Request
Your task is to copy each line that has the word "Человек".

***** Listed entries *****

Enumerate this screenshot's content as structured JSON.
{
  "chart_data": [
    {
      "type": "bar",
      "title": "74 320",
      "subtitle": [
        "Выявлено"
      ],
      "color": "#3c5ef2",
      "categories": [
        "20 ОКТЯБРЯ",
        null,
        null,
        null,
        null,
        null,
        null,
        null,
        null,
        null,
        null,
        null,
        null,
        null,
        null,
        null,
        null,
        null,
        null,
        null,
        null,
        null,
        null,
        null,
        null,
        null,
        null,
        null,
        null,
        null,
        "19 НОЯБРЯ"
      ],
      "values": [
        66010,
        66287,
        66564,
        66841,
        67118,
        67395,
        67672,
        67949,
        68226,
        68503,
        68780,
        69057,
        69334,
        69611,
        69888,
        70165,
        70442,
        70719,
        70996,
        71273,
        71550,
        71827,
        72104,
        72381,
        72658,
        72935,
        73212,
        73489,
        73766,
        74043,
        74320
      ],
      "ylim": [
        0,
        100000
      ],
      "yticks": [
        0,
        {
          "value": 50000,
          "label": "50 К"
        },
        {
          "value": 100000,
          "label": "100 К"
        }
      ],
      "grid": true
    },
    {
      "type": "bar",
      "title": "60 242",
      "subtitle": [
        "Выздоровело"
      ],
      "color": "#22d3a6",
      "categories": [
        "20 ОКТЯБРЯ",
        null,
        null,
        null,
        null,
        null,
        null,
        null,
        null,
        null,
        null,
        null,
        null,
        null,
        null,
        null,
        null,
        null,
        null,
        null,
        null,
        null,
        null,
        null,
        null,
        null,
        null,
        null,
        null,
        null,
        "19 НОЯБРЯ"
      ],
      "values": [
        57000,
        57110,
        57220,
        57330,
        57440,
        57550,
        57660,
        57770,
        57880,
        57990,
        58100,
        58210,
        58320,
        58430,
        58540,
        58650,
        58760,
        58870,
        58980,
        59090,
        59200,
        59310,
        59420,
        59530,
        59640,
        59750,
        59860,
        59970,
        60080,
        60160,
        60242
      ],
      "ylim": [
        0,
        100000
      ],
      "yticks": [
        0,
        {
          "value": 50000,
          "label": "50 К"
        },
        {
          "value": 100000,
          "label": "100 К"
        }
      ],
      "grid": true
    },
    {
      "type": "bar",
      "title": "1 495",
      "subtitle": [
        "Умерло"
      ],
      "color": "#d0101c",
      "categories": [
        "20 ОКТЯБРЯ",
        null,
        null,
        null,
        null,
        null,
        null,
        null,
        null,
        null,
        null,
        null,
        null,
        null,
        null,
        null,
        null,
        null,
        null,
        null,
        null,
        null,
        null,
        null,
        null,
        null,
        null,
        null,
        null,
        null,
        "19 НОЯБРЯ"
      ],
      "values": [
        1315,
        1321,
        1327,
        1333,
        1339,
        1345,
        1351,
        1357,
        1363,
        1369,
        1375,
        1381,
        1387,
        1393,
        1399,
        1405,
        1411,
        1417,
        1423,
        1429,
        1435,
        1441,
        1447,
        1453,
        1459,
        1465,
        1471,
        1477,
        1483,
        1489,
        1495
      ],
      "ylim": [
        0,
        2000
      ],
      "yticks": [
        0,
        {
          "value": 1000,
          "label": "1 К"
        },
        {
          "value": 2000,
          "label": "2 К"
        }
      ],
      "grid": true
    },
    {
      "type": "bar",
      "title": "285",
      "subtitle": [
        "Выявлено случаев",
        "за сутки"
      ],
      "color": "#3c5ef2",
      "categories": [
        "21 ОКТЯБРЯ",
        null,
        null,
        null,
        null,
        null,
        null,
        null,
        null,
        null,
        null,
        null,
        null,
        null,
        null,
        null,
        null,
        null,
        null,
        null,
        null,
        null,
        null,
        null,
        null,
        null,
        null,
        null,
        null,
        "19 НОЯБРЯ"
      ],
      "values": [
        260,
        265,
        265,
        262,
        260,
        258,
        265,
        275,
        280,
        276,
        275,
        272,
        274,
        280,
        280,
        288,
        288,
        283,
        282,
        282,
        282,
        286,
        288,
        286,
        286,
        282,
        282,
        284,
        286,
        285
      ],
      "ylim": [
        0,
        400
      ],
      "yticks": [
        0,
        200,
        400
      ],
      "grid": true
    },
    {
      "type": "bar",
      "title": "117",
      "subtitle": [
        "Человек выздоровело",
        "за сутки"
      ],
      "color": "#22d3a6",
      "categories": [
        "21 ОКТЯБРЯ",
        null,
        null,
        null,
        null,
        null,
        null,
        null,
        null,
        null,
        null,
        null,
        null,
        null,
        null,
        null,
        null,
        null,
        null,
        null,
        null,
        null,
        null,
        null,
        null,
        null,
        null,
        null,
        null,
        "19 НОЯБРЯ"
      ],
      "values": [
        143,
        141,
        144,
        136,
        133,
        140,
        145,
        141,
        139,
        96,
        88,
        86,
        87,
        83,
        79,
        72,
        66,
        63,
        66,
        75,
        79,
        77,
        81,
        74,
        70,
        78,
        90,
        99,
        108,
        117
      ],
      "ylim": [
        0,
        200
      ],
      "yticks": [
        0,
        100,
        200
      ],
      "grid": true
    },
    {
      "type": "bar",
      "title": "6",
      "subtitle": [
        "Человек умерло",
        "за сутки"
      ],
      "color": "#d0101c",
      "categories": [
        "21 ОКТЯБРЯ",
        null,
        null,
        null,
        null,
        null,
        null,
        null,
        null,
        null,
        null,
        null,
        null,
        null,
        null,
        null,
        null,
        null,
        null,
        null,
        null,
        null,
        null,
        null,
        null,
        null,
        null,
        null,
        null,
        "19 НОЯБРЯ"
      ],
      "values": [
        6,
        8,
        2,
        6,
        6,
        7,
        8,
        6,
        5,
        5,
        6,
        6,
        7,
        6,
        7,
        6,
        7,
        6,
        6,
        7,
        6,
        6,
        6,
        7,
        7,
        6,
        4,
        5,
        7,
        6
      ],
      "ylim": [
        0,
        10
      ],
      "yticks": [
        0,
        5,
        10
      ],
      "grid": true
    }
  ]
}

*****

Result
        "Человек выздоровело",
        "Человек умерло",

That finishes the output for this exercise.